Saved entries
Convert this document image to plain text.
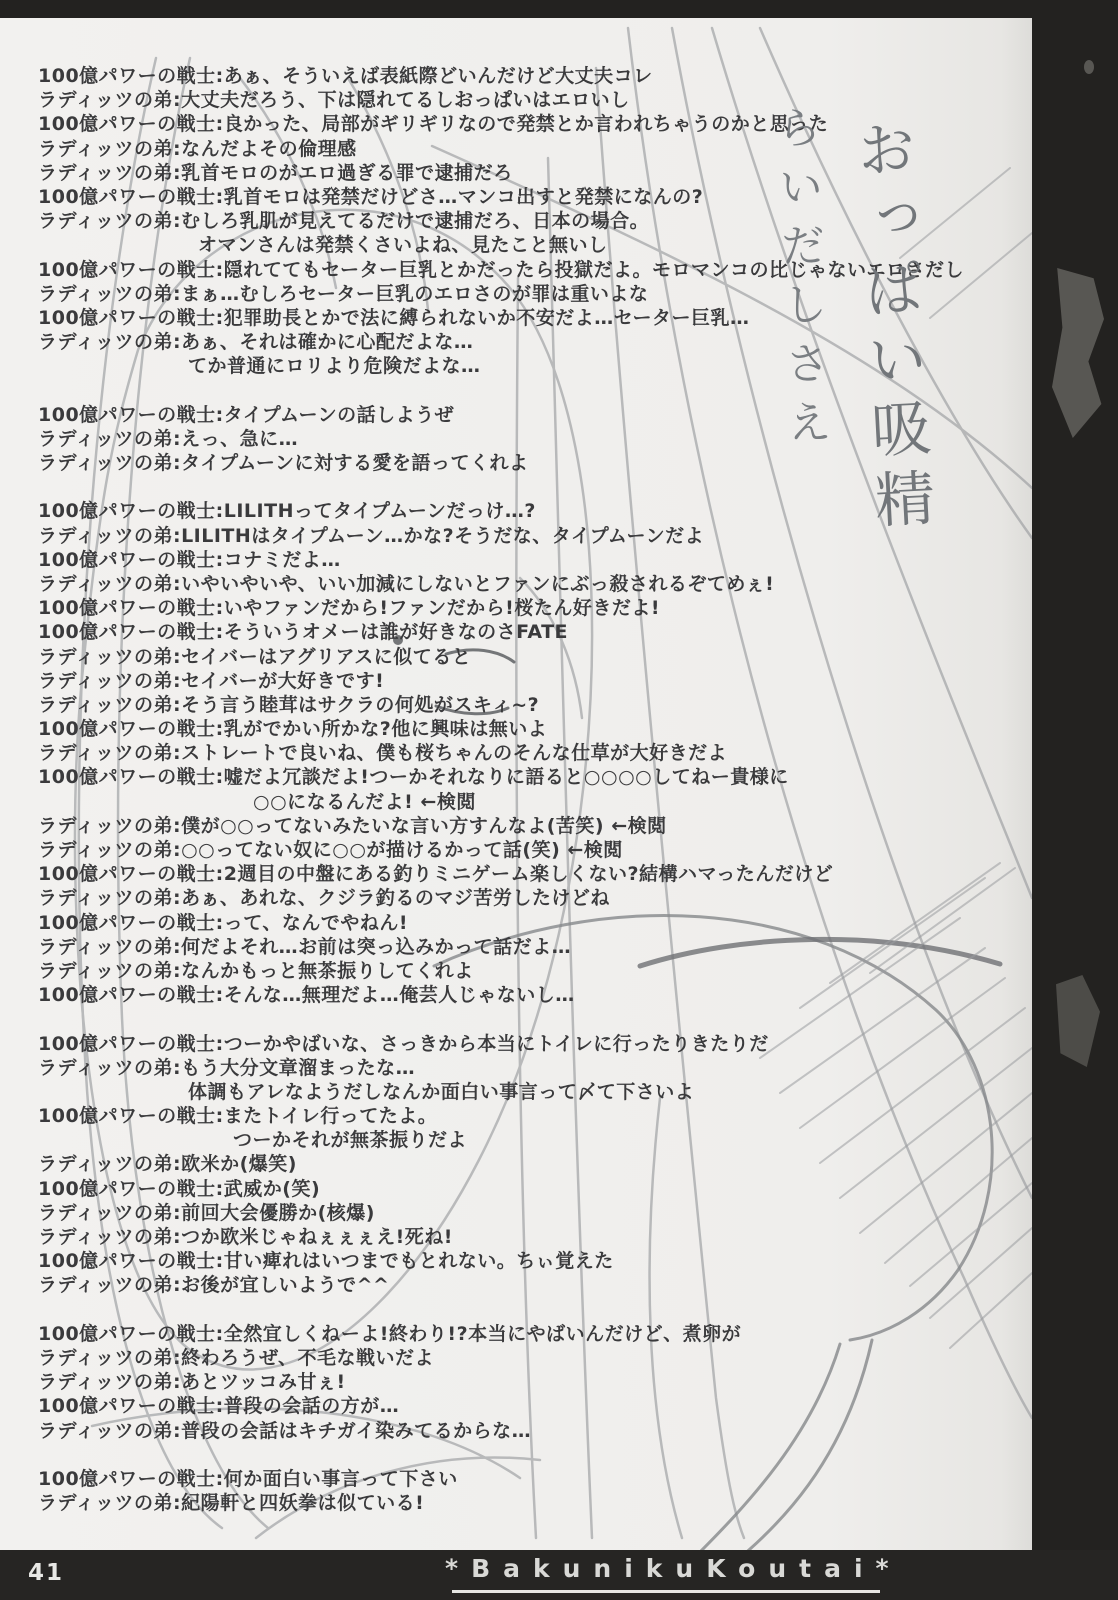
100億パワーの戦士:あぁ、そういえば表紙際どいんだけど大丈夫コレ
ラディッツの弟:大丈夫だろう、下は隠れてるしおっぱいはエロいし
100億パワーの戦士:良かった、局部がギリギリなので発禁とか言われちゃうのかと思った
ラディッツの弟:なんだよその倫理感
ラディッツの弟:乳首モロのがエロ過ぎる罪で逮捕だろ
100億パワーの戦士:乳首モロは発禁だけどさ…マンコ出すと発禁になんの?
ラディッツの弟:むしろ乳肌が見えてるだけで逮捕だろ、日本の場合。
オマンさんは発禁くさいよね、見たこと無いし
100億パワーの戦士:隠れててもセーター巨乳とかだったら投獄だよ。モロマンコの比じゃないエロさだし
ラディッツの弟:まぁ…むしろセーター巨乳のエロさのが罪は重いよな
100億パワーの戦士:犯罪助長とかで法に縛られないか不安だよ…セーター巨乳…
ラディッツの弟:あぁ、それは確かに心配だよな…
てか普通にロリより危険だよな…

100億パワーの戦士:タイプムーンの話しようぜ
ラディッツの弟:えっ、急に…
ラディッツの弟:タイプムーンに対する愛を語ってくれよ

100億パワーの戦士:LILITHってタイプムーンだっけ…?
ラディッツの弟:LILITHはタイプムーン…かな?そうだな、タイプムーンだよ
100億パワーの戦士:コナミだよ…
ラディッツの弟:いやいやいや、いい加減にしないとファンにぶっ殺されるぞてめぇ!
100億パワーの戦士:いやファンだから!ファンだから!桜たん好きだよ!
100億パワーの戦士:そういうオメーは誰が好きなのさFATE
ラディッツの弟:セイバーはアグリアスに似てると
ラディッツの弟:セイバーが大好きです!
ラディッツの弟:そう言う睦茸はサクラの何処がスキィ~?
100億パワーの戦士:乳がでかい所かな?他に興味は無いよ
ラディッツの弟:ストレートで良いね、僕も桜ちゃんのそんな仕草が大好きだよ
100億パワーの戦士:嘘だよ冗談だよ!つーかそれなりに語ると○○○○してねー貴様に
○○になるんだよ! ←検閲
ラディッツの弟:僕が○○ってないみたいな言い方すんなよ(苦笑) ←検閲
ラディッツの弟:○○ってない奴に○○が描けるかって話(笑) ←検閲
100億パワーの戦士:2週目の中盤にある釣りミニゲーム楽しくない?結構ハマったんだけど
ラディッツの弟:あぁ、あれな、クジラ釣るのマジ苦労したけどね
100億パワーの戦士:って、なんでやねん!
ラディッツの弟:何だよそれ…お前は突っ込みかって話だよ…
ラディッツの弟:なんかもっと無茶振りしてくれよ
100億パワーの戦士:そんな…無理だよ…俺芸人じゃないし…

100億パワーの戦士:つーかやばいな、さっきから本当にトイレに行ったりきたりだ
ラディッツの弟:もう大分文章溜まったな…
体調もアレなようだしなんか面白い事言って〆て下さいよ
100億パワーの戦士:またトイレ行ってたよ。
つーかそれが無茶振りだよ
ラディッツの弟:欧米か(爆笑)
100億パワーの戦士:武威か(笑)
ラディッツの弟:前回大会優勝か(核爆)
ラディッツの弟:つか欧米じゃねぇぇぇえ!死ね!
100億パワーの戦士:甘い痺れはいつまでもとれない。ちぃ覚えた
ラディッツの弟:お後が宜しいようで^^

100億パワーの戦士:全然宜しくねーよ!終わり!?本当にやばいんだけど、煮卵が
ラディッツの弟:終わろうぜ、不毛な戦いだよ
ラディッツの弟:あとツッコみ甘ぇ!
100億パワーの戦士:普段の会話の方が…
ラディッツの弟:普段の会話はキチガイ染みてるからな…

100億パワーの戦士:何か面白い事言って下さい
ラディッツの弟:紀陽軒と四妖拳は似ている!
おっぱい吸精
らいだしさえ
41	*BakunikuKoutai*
* * *
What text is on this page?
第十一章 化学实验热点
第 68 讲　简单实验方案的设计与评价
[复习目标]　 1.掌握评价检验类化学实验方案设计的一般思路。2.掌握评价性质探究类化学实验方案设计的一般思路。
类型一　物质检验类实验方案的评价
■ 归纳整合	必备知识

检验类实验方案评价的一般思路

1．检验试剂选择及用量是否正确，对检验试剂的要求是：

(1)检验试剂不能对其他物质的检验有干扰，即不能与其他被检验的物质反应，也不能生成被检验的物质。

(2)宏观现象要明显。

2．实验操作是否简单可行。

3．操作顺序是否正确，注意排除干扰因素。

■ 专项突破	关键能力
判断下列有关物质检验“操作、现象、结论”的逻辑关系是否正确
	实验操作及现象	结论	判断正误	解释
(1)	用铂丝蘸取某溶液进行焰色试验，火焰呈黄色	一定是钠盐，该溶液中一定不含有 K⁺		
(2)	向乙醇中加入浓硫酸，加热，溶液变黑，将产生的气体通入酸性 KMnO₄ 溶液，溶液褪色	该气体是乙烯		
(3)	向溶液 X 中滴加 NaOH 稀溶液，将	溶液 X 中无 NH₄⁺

• **Written instruction**
Write out each line of the data that holds the string "this".

• **Response**
Convert this document image to plain text.
What text is on this page?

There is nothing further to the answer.